━━━━━ DATA FOR THIS TASK ━━━━━

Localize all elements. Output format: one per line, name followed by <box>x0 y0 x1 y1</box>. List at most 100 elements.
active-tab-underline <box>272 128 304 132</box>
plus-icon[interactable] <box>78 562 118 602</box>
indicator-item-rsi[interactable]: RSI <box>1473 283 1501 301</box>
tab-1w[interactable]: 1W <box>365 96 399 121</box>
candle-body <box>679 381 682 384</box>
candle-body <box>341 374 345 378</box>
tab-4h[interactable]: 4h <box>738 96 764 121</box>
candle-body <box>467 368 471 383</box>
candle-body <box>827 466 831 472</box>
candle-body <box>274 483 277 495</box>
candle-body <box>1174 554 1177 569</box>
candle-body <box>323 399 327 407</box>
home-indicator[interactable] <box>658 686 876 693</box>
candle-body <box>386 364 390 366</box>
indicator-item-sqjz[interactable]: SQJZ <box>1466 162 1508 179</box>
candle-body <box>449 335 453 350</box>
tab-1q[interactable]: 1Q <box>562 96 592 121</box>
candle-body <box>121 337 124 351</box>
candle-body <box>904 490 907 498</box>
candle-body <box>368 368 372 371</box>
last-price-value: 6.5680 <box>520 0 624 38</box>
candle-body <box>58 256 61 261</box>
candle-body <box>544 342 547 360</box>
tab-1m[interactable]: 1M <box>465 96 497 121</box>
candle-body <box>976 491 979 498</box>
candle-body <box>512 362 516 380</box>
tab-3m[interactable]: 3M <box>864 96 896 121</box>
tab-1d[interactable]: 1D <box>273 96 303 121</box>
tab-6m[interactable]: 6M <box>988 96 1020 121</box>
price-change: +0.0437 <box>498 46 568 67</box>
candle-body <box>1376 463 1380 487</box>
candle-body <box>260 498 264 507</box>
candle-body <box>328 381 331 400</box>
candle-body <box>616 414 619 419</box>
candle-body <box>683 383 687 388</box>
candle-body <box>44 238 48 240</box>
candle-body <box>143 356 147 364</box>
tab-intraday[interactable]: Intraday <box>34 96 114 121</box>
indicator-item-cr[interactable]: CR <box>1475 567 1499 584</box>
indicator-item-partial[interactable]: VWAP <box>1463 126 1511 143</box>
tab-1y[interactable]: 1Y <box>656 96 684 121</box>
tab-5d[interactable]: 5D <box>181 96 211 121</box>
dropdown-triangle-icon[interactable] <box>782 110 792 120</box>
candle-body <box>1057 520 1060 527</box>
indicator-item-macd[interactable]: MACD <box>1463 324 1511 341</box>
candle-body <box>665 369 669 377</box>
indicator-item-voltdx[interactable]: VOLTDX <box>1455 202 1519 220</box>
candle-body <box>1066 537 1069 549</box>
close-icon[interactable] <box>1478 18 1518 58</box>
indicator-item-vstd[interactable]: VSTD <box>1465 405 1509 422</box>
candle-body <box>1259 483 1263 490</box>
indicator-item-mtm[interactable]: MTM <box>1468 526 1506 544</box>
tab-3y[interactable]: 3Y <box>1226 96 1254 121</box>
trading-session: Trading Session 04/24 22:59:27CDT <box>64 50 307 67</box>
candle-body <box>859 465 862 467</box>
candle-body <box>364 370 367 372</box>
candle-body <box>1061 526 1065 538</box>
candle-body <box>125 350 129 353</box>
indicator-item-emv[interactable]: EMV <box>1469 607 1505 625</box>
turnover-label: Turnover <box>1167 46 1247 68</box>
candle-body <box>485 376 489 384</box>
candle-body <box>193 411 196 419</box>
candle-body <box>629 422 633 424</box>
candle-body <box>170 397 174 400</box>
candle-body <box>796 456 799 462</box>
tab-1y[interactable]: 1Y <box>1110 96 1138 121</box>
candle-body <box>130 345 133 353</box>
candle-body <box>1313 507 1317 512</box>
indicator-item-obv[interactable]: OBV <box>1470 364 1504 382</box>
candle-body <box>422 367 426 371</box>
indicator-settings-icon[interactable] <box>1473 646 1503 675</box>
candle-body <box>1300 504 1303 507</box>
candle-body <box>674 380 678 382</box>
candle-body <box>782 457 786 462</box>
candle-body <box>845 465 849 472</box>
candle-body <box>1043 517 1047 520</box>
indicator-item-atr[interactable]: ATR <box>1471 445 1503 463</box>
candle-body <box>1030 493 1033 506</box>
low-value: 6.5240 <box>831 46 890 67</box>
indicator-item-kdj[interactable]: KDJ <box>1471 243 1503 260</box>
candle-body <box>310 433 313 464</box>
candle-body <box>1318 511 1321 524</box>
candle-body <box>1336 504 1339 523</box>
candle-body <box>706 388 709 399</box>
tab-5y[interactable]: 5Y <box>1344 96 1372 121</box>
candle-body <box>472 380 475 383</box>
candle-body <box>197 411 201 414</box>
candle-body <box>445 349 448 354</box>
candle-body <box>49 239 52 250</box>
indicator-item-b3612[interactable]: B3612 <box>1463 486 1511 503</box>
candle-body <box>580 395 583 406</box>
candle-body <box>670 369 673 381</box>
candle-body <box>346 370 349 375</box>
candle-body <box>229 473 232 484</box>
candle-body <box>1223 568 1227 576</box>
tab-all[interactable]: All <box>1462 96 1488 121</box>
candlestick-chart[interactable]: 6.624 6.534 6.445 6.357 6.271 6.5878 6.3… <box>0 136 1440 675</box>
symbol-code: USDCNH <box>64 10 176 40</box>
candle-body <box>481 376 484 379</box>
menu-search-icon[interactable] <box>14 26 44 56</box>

━━━━━

#### EXERCISE:
Reproduce the lines of each entry above without any changes.

#### CORRECT OUTPUT:
Localize all elements. Output format: one per line, name followed by <box>x0 y0 x1 y1</box>. List at most 100 elements.
active-tab-underline <box>272 128 304 132</box>
plus-icon[interactable] <box>78 562 118 602</box>
indicator-item-rsi[interactable]: RSI <box>1473 283 1501 301</box>
tab-1w[interactable]: 1W <box>365 96 399 121</box>
candle-body <box>679 381 682 384</box>
candle-body <box>341 374 345 378</box>
tab-4h[interactable]: 4h <box>738 96 764 121</box>
candle-body <box>467 368 471 383</box>
candle-body <box>827 466 831 472</box>
candle-body <box>274 483 277 495</box>
candle-body <box>1174 554 1177 569</box>
candle-body <box>323 399 327 407</box>
home-indicator[interactable] <box>658 686 876 693</box>
candle-body <box>386 364 390 366</box>
indicator-item-sqjz[interactable]: SQJZ <box>1466 162 1508 179</box>
candle-body <box>449 335 453 350</box>
tab-1q[interactable]: 1Q <box>562 96 592 121</box>
candle-body <box>121 337 124 351</box>
candle-body <box>904 490 907 498</box>
candle-body <box>368 368 372 371</box>
last-price-value: 6.5680 <box>520 0 624 38</box>
candle-body <box>58 256 61 261</box>
candle-body <box>544 342 547 360</box>
tab-1m[interactable]: 1M <box>465 96 497 121</box>
candle-body <box>976 491 979 498</box>
candle-body <box>512 362 516 380</box>
tab-3m[interactable]: 3M <box>864 96 896 121</box>
tab-1d[interactable]: 1D <box>273 96 303 121</box>
tab-6m[interactable]: 6M <box>988 96 1020 121</box>
price-change: +0.0437 <box>498 46 568 67</box>
candle-body <box>1376 463 1380 487</box>
candle-body <box>260 498 264 507</box>
candle-body <box>328 381 331 400</box>
candle-body <box>616 414 619 419</box>
candle-body <box>683 383 687 388</box>
candle-body <box>44 238 48 240</box>
candle-body <box>143 356 147 364</box>
tab-intraday[interactable]: Intraday <box>34 96 114 121</box>
indicator-item-cr[interactable]: CR <box>1475 567 1499 584</box>
indicator-item-partial[interactable]: VWAP <box>1463 126 1511 143</box>
tab-1y[interactable]: 1Y <box>656 96 684 121</box>
tab-5d[interactable]: 5D <box>181 96 211 121</box>
dropdown-triangle-icon[interactable] <box>782 110 792 120</box>
candle-body <box>1057 520 1060 527</box>
indicator-item-macd[interactable]: MACD <box>1463 324 1511 341</box>
candle-body <box>665 369 669 377</box>
indicator-item-voltdx[interactable]: VOLTDX <box>1455 202 1519 220</box>
candle-body <box>1066 537 1069 549</box>
close-icon[interactable] <box>1478 18 1518 58</box>
indicator-item-vstd[interactable]: VSTD <box>1465 405 1509 422</box>
candle-body <box>1259 483 1263 490</box>
indicator-item-mtm[interactable]: MTM <box>1468 526 1506 544</box>
tab-3y[interactable]: 3Y <box>1226 96 1254 121</box>
trading-session: Trading Session 04/24 22:59:27CDT <box>64 50 307 67</box>
candle-body <box>859 465 862 467</box>
candle-body <box>364 370 367 372</box>
candle-body <box>1061 526 1065 538</box>
candle-body <box>125 350 129 353</box>
indicator-item-emv[interactable]: EMV <box>1469 607 1505 625</box>
turnover-label: Turnover <box>1167 46 1247 68</box>
candle-body <box>485 376 489 384</box>
candle-body <box>193 411 196 419</box>
candle-body <box>629 422 633 424</box>
candle-body <box>170 397 174 400</box>
candle-body <box>796 456 799 462</box>
tab-1y[interactable]: 1Y <box>1110 96 1138 121</box>
candle-body <box>130 345 133 353</box>
candle-body <box>1313 507 1317 512</box>
indicator-item-obv[interactable]: OBV <box>1470 364 1504 382</box>
candle-body <box>422 367 426 371</box>
indicator-settings-icon[interactable] <box>1473 646 1503 675</box>
candle-body <box>1300 504 1303 507</box>
candle-body <box>674 380 678 382</box>
candle-body <box>782 457 786 462</box>
candle-body <box>845 465 849 472</box>
candle-body <box>1043 517 1047 520</box>
indicator-item-atr[interactable]: ATR <box>1471 445 1503 463</box>
candle-body <box>1030 493 1033 506</box>
low-value: 6.5240 <box>831 46 890 67</box>
indicator-item-kdj[interactable]: KDJ <box>1471 243 1503 260</box>
candle-body <box>310 433 313 464</box>
candle-body <box>1318 511 1321 524</box>
candle-body <box>1336 504 1339 523</box>
candle-body <box>706 388 709 399</box>
tab-5y[interactable]: 5Y <box>1344 96 1372 121</box>
candle-body <box>472 380 475 383</box>
candle-body <box>197 411 201 414</box>
candle-body <box>445 349 448 354</box>
candle-body <box>49 239 52 250</box>
indicator-item-b3612[interactable]: B3612 <box>1463 486 1511 503</box>
candle-body <box>580 395 583 406</box>
candle-body <box>670 369 673 381</box>
candle-body <box>346 370 349 375</box>
candle-body <box>229 473 232 484</box>
candle-body <box>1223 568 1227 576</box>
tab-all[interactable]: All <box>1462 96 1488 121</box>
candlestick-chart[interactable]: 6.624 6.534 6.445 6.357 6.271 6.5878 6.3… <box>0 136 1440 675</box>
symbol-code: USDCNH <box>64 10 176 40</box>
candle-body <box>481 376 484 379</box>
menu-search-icon[interactable] <box>14 26 44 56</box>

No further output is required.